## Task requirements
The records that follow are to be repeated without alteration.

☆ ☆ ☆

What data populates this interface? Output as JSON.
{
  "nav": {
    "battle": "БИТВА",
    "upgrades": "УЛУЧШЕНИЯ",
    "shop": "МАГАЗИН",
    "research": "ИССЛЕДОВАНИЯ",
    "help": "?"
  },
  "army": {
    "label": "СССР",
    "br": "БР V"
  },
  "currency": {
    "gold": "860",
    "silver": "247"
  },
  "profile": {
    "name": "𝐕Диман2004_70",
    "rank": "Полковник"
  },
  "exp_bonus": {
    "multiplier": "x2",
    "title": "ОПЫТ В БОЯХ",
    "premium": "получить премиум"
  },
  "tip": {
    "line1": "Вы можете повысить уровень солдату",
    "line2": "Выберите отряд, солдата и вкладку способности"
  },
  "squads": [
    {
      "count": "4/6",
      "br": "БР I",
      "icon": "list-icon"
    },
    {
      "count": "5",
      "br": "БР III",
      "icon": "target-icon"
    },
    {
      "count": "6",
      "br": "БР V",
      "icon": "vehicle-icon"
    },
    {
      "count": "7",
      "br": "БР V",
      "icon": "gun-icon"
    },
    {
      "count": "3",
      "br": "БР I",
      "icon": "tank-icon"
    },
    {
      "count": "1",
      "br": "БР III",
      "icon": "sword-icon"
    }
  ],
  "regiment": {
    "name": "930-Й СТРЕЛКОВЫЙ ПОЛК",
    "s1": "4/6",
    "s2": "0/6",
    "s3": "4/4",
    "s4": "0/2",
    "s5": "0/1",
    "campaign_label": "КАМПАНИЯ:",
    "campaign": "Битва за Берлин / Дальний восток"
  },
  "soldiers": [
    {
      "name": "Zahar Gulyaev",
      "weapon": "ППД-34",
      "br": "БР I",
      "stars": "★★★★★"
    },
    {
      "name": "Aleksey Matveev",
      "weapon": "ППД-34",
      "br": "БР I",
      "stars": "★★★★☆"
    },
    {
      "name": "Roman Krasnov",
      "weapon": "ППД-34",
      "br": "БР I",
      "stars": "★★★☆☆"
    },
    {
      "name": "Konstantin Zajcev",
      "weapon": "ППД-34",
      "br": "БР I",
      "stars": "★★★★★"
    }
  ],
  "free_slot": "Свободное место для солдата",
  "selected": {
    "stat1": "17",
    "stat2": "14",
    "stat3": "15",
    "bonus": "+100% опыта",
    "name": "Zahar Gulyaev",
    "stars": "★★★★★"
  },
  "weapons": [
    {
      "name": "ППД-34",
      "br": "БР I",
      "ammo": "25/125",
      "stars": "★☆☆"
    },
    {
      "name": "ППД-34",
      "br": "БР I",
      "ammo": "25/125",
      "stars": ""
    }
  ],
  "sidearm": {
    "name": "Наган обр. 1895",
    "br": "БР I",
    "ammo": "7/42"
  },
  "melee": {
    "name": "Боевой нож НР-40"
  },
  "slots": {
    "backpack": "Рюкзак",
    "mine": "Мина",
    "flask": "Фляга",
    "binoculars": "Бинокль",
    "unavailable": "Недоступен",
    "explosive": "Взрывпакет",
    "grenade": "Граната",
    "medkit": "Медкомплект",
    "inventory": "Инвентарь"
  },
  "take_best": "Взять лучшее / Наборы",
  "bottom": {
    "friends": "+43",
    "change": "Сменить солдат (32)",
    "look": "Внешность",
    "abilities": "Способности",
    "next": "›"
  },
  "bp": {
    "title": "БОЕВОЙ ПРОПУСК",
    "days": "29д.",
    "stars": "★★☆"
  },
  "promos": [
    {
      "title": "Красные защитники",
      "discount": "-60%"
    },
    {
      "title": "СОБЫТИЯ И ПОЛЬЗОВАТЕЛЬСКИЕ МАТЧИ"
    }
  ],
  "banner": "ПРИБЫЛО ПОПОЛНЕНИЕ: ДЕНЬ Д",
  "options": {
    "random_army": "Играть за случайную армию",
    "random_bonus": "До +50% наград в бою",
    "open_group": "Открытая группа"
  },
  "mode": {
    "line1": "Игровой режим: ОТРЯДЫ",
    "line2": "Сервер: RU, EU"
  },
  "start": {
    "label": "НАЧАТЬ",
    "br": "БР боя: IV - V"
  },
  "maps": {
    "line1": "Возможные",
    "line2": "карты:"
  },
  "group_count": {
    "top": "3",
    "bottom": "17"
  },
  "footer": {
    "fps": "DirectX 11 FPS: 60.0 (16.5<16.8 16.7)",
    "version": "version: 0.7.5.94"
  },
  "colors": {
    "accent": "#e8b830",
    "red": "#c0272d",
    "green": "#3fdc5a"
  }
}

☆ ☆ ☆

## Result
What data populates this interface? Output as JSON.
{
  "nav": {
    "battle": "БИТВА",
    "upgrades": "УЛУЧШЕНИЯ",
    "shop": "МАГАЗИН",
    "research": "ИССЛЕДОВАНИЯ",
    "help": "?"
  },
  "army": {
    "label": "СССР",
    "br": "БР V"
  },
  "currency": {
    "gold": "860",
    "silver": "247"
  },
  "profile": {
    "name": "𝐕Диман2004_70",
    "rank": "Полковник"
  },
  "exp_bonus": {
    "multiplier": "x2",
    "title": "ОПЫТ В БОЯХ",
    "premium": "получить премиум"
  },
  "tip": {
    "line1": "Вы можете повысить уровень солдату",
    "line2": "Выберите отряд, солдата и вкладку способности"
  },
  "squads": [
    {
      "count": "4/6",
      "br": "БР I",
      "icon": "list-icon"
    },
    {
      "count": "5",
      "br": "БР III",
      "icon": "target-icon"
    },
    {
      "count": "6",
      "br": "БР V",
      "icon": "vehicle-icon"
    },
    {
      "count": "7",
      "br": "БР V",
      "icon": "gun-icon"
    },
    {
      "count": "3",
      "br": "БР I",
      "icon": "tank-icon"
    },
    {
      "count": "1",
      "br": "БР III",
      "icon": "sword-icon"
    }
  ],
  "regiment": {
    "name": "930-Й СТРЕЛКОВЫЙ ПОЛК",
    "s1": "4/6",
    "s2": "0/6",
    "s3": "4/4",
    "s4": "0/2",
    "s5": "0/1",
    "campaign_label": "КАМПАНИЯ:",
    "campaign": "Битва за Берлин / Дальний восток"
  },
  "soldiers": [
    {
      "name": "Zahar Gulyaev",
      "weapon": "ППД-34",
      "br": "БР I",
      "stars": "★★★★★"
    },
    {
      "name": "Aleksey Matveev",
      "weapon": "ППД-34",
      "br": "БР I",
      "stars": "★★★★☆"
    },
    {
      "name": "Roman Krasnov",
      "weapon": "ППД-34",
      "br": "БР I",
      "stars": "★★★☆☆"
    },
    {
      "name": "Konstantin Zajcev",
      "weapon": "ППД-34",
      "br": "БР I",
      "stars": "★★★★★"
    }
  ],
  "free_slot": "Свободное место для солдата",
  "selected": {
    "stat1": "17",
    "stat2": "14",
    "stat3": "15",
    "bonus": "+100% опыта",
    "name": "Zahar Gulyaev",
    "stars": "★★★★★"
  },
  "weapons": [
    {
      "name": "ППД-34",
      "br": "БР I",
      "ammo": "25/125",
      "stars": "★☆☆"
    },
    {
      "name": "ППД-34",
      "br": "БР I",
      "ammo": "25/125",
      "stars": ""
    }
  ],
  "sidearm": {
    "name": "Наган обр. 1895",
    "br": "БР I",
    "ammo": "7/42"
  },
  "melee": {
    "name": "Боевой нож НР-40"
  },
  "slots": {
    "backpack": "Рюкзак",
    "mine": "Мина",
    "flask": "Фляга",
    "binoculars": "Бинокль",
    "unavailable": "Недоступен",
    "explosive": "Взрывпакет",
    "grenade": "Граната",
    "medkit": "Медкомплект",
    "inventory": "Инвентарь"
  },
  "take_best": "Взять лучшее / Наборы",
  "bottom": {
    "friends": "+43",
    "change": "Сменить солдат (32)",
    "look": "Внешность",
    "abilities": "Способности",
    "next": "›"
  },
  "bp": {
    "title": "БОЕВОЙ ПРОПУСК",
    "days": "29д.",
    "stars": "★★☆"
  },
  "promos": [
    {
      "title": "Красные защитники",
      "discount": "-60%"
    },
    {
      "title": "СОБЫТИЯ И ПОЛЬЗОВАТЕЛЬСКИЕ МАТЧИ"
    }
  ],
  "banner": "ПРИБЫЛО ПОПОЛНЕНИЕ: ДЕНЬ Д",
  "options": {
    "random_army": "Играть за случайную армию",
    "random_bonus": "До +50% наград в бою",
    "open_group": "Открытая группа"
  },
  "mode": {
    "line1": "Игровой режим: ОТРЯДЫ",
    "line2": "Сервер: RU, EU"
  },
  "start": {
    "label": "НАЧАТЬ",
    "br": "БР боя: IV - V"
  },
  "maps": {
    "line1": "Возможные",
    "line2": "карты:"
  },
  "group_count": {
    "top": "3",
    "bottom": "17"
  },
  "footer": {
    "fps": "DirectX 11 FPS: 60.0 (16.5<16.8 16.7)",
    "version": "version: 0.7.5.94"
  },
  "colors": {
    "accent": "#e8b830",
    "red": "#c0272d",
    "green": "#3fdc5a"
  }
}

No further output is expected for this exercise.